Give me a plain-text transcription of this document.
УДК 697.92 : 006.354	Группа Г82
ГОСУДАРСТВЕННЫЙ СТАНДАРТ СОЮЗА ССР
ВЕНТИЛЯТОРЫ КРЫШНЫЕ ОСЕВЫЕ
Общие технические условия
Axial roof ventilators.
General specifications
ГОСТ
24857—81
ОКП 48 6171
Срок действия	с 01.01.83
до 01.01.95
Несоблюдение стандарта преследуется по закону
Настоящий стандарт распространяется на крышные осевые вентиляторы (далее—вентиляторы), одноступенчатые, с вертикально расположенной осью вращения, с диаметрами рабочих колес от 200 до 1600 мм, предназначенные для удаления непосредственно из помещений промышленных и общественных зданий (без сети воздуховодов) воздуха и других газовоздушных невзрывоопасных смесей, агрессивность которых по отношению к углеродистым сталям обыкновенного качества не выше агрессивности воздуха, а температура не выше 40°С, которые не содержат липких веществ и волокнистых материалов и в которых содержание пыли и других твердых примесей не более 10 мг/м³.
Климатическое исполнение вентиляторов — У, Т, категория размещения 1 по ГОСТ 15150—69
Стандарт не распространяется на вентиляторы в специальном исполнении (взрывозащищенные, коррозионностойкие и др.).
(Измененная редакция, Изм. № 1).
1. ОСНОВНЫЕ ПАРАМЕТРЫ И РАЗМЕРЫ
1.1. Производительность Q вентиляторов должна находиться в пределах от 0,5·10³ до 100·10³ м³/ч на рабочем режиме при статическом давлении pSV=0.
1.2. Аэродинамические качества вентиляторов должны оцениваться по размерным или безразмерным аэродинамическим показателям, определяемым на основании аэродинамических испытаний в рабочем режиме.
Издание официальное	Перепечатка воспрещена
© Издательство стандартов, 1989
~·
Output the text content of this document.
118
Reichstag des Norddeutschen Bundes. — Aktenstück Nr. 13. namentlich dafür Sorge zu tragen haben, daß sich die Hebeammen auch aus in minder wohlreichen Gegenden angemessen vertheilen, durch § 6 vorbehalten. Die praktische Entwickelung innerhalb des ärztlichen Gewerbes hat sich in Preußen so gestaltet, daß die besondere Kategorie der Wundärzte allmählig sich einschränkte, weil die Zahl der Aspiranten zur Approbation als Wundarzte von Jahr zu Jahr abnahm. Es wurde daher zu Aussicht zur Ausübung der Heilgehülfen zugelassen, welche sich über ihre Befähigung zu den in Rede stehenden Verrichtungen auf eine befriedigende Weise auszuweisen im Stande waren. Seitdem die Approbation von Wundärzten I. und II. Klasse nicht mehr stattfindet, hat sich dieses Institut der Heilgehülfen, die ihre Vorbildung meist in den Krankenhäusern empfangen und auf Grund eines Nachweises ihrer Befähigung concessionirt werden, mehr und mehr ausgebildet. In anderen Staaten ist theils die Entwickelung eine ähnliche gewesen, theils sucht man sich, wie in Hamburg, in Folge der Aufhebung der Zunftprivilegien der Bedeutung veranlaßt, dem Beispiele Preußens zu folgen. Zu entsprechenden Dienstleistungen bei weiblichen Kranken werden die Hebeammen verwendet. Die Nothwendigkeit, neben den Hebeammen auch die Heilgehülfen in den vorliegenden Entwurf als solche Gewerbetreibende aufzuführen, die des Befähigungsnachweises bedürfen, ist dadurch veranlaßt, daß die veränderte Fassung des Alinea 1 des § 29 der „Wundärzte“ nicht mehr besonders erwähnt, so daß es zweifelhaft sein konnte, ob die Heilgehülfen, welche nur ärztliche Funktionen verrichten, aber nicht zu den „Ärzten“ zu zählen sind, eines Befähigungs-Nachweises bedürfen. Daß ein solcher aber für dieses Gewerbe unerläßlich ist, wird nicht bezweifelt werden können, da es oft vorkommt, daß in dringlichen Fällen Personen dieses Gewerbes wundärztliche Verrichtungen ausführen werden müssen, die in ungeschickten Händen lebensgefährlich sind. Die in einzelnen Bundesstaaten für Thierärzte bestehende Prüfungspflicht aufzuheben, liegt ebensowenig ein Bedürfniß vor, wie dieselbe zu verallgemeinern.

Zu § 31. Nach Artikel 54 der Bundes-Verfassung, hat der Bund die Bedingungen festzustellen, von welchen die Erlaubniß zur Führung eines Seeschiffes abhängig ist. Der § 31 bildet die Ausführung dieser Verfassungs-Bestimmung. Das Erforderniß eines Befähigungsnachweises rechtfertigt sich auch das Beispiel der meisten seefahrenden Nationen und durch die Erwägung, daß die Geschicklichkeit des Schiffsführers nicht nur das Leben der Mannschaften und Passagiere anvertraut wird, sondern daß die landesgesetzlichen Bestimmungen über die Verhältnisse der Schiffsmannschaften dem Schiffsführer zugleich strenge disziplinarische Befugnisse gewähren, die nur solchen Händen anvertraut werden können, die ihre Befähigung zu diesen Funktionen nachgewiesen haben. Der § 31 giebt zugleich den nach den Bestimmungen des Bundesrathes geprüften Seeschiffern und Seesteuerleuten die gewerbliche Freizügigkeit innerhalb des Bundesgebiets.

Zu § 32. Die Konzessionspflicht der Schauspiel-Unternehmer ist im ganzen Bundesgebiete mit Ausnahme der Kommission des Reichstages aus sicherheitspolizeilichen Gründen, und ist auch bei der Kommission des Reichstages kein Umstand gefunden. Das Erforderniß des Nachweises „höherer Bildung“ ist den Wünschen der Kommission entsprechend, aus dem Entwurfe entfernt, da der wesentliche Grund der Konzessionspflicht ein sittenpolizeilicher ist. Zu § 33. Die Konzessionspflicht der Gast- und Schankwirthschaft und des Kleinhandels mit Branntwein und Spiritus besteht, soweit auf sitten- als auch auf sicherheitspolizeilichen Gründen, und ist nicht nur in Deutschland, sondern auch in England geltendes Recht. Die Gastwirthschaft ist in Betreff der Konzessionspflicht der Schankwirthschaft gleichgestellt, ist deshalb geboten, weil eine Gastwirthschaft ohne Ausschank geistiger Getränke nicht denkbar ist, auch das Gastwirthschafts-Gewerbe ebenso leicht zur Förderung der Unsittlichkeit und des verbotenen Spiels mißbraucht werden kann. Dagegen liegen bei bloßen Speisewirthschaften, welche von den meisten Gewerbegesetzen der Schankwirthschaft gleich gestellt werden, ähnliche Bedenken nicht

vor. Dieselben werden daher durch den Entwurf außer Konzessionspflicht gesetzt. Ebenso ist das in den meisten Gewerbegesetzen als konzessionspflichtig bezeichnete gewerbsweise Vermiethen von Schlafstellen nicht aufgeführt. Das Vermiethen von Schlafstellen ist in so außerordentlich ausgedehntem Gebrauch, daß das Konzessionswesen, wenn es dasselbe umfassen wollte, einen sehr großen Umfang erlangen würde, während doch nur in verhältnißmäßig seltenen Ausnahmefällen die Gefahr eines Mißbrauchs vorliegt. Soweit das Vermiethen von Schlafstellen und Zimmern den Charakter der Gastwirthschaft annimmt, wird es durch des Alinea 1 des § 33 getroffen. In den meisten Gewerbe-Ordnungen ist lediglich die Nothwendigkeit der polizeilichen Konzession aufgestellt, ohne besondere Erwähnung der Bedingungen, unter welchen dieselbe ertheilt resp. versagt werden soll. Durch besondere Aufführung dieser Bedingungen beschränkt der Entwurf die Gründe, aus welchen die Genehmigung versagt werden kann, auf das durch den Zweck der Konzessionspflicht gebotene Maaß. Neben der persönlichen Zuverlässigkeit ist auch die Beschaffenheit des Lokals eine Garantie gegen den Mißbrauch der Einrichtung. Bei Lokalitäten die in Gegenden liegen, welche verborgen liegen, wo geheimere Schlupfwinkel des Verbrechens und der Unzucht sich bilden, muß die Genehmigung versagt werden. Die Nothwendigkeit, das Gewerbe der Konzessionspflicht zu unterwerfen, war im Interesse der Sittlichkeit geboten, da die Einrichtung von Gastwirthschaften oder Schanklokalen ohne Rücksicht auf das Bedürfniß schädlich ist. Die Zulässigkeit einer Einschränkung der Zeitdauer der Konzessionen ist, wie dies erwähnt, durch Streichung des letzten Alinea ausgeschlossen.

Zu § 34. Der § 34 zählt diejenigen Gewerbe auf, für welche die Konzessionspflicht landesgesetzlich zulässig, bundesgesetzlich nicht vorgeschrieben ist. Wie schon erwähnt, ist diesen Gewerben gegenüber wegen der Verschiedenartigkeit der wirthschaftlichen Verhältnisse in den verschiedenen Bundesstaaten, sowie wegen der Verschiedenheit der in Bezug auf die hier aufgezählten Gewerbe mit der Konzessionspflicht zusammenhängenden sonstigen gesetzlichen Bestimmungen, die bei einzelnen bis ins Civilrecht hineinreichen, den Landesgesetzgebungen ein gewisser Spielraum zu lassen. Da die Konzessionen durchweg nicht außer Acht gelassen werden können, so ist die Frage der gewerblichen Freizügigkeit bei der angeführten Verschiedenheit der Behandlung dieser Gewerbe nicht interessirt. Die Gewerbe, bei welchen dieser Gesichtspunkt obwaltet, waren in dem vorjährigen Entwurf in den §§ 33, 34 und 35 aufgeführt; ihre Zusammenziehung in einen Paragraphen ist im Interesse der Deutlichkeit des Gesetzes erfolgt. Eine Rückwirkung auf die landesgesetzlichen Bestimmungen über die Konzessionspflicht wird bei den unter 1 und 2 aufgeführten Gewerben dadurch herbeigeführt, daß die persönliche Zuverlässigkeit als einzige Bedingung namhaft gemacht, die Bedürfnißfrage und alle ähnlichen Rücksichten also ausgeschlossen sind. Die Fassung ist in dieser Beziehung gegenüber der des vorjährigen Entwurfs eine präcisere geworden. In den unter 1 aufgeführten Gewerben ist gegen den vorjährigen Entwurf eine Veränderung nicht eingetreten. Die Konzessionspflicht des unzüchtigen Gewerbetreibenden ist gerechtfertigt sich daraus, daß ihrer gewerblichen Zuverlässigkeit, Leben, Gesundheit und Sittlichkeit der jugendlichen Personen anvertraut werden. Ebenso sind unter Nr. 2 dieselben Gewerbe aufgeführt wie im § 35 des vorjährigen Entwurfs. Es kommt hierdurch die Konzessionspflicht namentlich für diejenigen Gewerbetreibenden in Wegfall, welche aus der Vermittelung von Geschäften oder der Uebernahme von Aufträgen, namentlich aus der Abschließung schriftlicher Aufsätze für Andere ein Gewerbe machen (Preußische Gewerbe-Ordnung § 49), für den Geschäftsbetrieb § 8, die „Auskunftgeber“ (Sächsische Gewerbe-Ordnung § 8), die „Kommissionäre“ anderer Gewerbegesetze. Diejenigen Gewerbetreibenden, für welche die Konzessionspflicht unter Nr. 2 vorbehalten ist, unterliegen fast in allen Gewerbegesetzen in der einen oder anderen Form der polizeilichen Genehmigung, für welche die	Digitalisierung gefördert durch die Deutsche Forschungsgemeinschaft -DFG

Given problem: Look through the lines above and collect those with the word "распространяется".

Complete output:
Настоящий стандарт распространяется на крышные осевые вентиляторы (далее—вентиляторы), одноступенчатые, с вертикально расположенной осью вращения, с диаметрами рабочих колес от 200 до 1600 мм, предназначенные для удаления непосредственно из помещений промышленных и общественных зданий (без сети воздуховодов) воздуха и других газовоздушных невзрывоопасных смесей, агрессивность которых по отношению к углеродистым сталям обыкновенного качества не выше агрессивности воздуха, а температура не выше 40°С, которые не содержат липких веществ и волокнистых материалов и в которых содержание пыли и других твердых примесей не более 10 мг/м³.
Стандарт не распространяется на вентиляторы в специальном исполнении (взрывозащищенные, коррозионностойкие и др.).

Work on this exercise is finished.